• [OBJECTIVE] Leave out the pictures and repeat everything else in the records exactly.
— start DATA LINES —
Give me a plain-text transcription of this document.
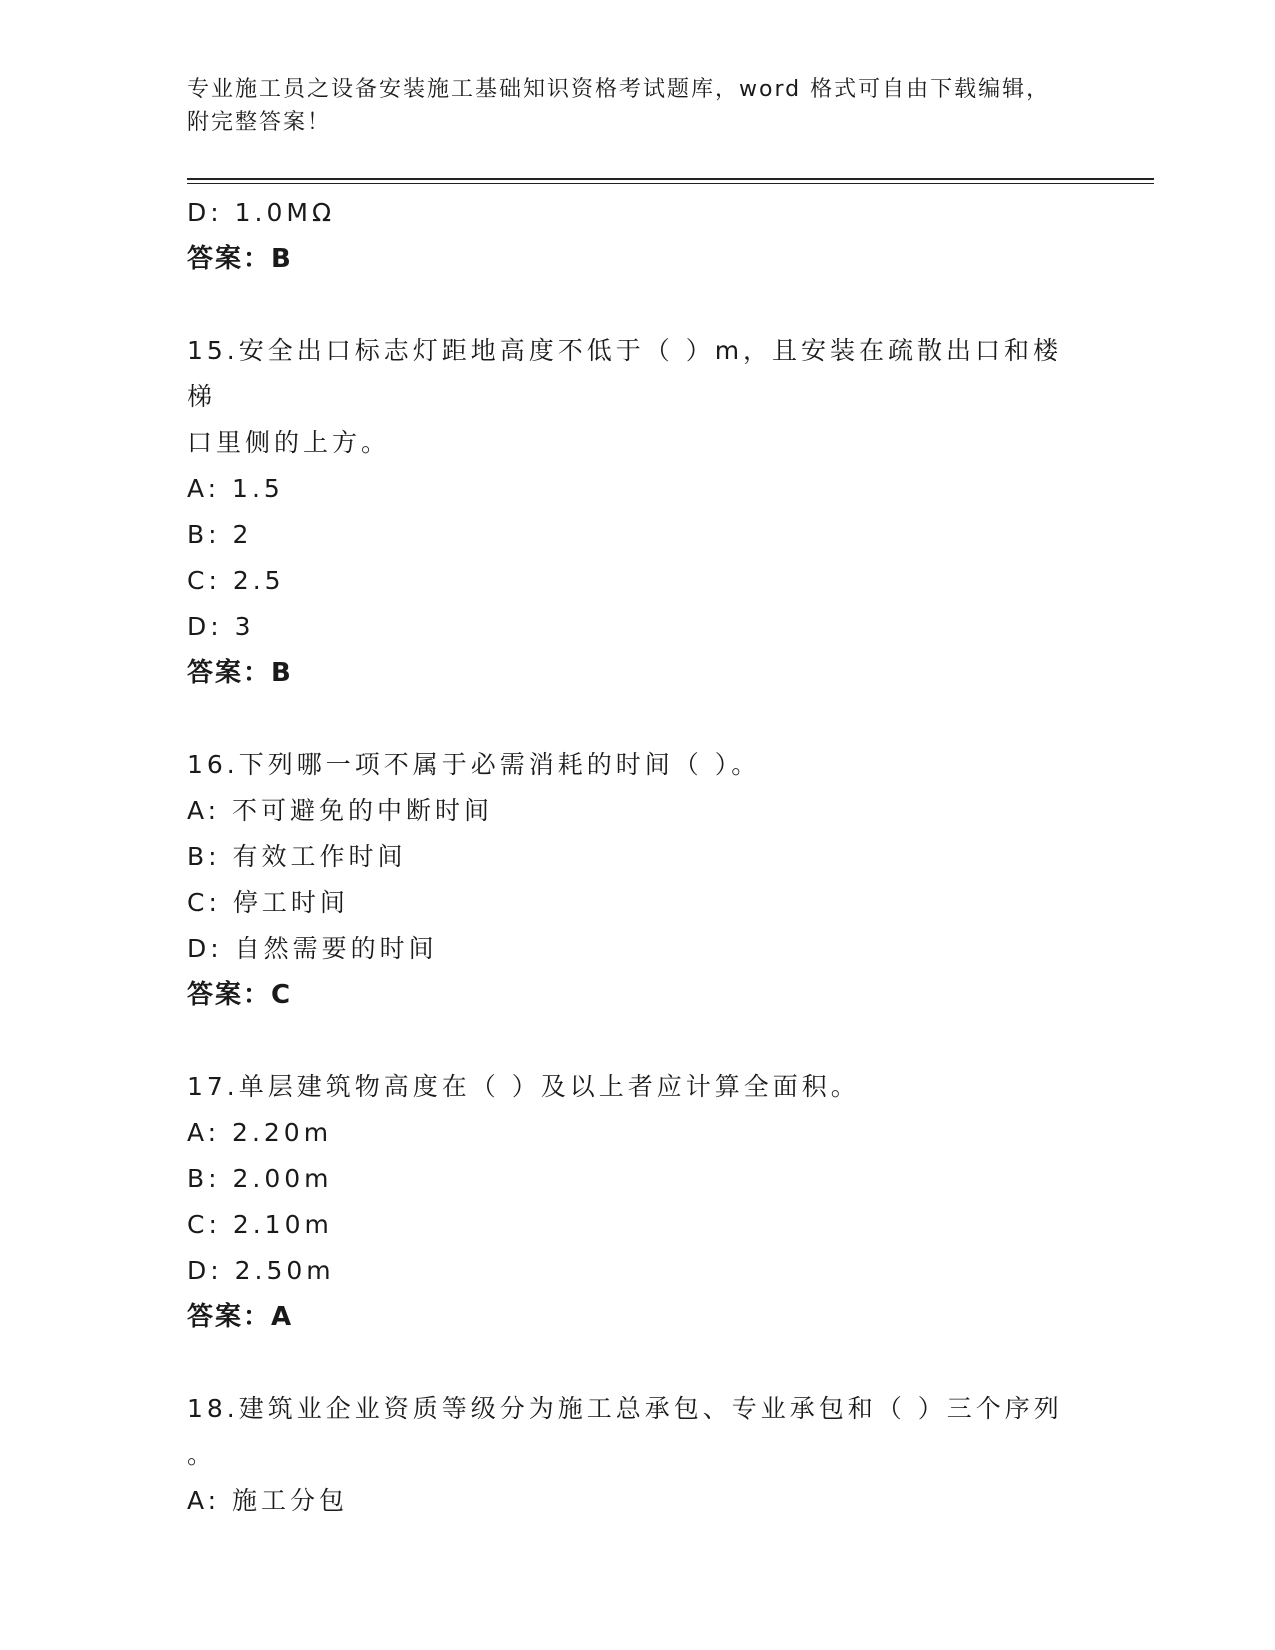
专业施工员之设备安装施工基础知识资格考试题库，word 格式可自由下载编辑，
附完整答案！
D: 1.0MΩ
答案：B
15.安全出口标志灯距地高度不低于（ ）m，且安装在疏散出口和楼梯
口里侧的上方。
A: 1.5
B: 2
C: 2.5
D: 3
答案：B
16.下列哪一项不属于必需消耗的时间（ ）。
A: 不可避免的中断时间
B: 有效工作时间
C: 停工时间
D: 自然需要的时间
答案：C
17.单层建筑物高度在（ ）及以上者应计算全面积。
A: 2.20m
B: 2.00m
C: 2.10m
D: 2.50m
答案：A
18.建筑业企业资质等级分为施工总承包、专业承包和（ ）三个序列
。
A: 施工分包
— end DATA LINES —
• [RESPONSE TO THIS TASK]
Give me a plain-text transcription of this document.
专业施工员之设备安装施工基础知识资格考试题库，word 格式可自由下载编辑，
附完整答案！
D: 1.0MΩ
答案：B
15.安全出口标志灯距地高度不低于（ ）m，且安装在疏散出口和楼梯
口里侧的上方。
A: 1.5
B: 2
C: 2.5
D: 3
答案：B
16.下列哪一项不属于必需消耗的时间（ ）。
A: 不可避免的中断时间
B: 有效工作时间
C: 停工时间
D: 自然需要的时间
答案：C
17.单层建筑物高度在（ ）及以上者应计算全面积。
A: 2.20m
B: 2.00m
C: 2.10m
D: 2.50m
答案：A
18.建筑业企业资质等级分为施工总承包、专业承包和（ ）三个序列
。
A: 施工分包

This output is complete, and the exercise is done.